→ **Page text**
######
On the table is an elongated brown sack, smelling of hot peppers.
A bottle is sitting on the table.
The glass bottle contains:
  A quantity of water

>go west
Living Room
You are in the living room. There is a doorway to the east, a wooden door with strange gothic lettering to the west, which appears to be nailed shut, a trophy case, and a large oriental rug in the center of the room.
Above the trophy case hangs an elvish sword of great antiquity.
A battery-powered brass lantern is on the trophy case.

>take sword
Taken.

>take lantern
Taken.

>examine rug
There's nothing special about the carpet.

>move rug
With a great effort, the rug is moved to one side of the room, revealing the dusty cover of a closed trap door.

>open trap door
The door reluctantly opens to reveal a rickety staircase descending into darkness.

>go down stairs
You have moved into a dark place.
The trap door crashes shut, and you hear someone barring it.

It is pitch black. You are likely to be eaten by a grue.
Your sword is glowing with a faint blue glow.

>turn on lantern
The brass lantern is now on.

Cellar
You are in a dark and damp cellar with a narrow passageway leading north, and a crawlway to the south. On the west is the bottom of a steep metal ramp which is unclimbable.
######
→ **Record extracts**
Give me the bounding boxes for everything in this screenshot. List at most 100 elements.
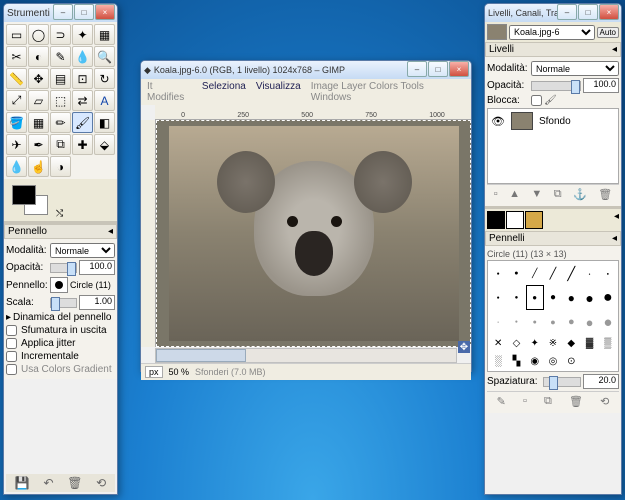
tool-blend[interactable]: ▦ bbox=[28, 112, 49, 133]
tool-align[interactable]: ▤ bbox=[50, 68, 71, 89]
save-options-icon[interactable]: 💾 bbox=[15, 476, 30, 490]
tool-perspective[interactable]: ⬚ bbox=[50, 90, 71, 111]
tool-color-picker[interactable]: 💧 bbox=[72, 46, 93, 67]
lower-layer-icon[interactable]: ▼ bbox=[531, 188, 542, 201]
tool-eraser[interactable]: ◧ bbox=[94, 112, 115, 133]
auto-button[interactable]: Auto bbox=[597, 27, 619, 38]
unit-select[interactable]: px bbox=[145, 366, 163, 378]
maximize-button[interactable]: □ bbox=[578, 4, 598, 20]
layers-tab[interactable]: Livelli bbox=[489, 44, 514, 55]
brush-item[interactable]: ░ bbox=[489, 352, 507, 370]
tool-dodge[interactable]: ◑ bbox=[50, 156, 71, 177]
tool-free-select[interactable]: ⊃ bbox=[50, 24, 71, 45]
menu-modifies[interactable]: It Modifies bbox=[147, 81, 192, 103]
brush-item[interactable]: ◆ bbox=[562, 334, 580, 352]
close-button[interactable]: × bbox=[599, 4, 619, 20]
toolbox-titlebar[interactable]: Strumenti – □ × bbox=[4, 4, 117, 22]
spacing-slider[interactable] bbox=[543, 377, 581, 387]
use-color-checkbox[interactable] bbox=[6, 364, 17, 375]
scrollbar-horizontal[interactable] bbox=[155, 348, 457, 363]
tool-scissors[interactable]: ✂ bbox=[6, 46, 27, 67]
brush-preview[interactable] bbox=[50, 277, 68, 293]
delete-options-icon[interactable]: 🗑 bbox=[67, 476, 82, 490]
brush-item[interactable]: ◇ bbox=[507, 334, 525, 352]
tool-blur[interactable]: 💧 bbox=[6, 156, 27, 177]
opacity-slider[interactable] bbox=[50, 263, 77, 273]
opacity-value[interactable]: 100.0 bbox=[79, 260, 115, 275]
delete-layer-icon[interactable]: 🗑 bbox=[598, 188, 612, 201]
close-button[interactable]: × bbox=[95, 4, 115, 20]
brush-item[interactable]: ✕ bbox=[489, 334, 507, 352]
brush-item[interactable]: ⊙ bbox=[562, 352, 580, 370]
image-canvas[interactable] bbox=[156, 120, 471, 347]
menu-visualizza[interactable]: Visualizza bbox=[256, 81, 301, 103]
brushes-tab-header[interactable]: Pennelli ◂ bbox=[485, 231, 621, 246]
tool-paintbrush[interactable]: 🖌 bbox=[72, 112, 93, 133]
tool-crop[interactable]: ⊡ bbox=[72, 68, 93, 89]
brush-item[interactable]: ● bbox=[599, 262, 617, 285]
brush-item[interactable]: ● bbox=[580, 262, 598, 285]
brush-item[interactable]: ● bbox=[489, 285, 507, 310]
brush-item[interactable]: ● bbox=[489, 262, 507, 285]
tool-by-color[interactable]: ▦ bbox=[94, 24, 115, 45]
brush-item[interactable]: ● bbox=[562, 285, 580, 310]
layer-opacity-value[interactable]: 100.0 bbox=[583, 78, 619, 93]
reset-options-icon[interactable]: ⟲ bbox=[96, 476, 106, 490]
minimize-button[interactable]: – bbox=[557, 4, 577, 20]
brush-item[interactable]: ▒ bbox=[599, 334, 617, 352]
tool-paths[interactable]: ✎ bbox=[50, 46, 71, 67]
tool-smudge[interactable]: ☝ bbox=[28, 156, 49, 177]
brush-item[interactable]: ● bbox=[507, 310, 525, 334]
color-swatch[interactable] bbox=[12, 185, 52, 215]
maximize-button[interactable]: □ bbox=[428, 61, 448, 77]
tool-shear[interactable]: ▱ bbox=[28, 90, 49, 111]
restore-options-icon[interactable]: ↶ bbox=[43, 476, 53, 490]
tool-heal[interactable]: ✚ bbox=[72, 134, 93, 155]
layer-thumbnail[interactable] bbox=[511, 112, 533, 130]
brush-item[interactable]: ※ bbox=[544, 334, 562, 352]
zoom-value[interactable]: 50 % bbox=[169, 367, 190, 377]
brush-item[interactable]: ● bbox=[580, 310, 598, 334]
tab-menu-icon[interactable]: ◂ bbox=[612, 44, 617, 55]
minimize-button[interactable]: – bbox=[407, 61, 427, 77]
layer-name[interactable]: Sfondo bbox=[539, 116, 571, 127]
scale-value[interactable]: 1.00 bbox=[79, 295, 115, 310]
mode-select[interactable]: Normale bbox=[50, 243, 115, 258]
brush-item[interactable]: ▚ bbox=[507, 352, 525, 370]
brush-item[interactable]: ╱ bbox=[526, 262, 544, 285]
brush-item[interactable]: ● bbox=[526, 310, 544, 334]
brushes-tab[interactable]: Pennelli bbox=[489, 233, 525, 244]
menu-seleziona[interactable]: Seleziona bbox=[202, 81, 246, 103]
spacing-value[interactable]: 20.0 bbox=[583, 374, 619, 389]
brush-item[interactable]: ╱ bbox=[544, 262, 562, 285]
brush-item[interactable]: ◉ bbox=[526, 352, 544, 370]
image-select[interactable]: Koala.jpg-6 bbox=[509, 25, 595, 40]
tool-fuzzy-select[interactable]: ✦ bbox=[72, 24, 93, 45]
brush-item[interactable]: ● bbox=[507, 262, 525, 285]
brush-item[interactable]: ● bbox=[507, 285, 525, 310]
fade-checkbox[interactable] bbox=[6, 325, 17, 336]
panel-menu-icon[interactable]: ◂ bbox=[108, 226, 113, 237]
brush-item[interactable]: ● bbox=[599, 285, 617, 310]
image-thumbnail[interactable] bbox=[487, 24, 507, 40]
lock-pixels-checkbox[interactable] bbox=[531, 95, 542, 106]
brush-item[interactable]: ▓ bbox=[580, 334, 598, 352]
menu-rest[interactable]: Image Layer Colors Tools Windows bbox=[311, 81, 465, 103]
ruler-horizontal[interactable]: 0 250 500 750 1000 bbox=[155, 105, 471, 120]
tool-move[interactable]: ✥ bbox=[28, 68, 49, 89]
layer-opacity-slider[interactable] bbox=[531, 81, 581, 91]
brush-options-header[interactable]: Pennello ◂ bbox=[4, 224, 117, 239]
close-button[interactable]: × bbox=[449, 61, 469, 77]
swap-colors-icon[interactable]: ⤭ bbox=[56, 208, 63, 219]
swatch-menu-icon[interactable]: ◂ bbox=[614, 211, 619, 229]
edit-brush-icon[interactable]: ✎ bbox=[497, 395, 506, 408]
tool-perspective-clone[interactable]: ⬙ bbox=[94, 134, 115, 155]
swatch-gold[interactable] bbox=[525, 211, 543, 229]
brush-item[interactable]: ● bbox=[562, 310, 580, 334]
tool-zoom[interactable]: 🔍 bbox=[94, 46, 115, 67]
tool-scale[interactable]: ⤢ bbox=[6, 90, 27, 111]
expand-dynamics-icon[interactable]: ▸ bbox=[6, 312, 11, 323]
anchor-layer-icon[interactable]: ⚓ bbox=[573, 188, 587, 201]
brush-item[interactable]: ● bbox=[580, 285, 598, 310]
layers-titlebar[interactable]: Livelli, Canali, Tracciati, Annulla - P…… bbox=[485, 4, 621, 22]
######
→ **What is expected**
Could you quote the game transcript word for word, starting with "On the table is" and going on through "the trophy case."?

→ **Task output**
On the table is an elongated brown sack, smelling of hot peppers.
A bottle is sitting on the table.
The glass bottle contains:
  A quantity of water

>go west
Living Room
You are in the living room. There is a doorway to the east, a wooden door with strange gothic lettering to the west, which appears to be nailed shut, a trophy case, and a large oriental rug in the center of the room.
Above the trophy case hangs an elvish sword of great antiquity.
A battery-powered brass lantern is on the trophy case.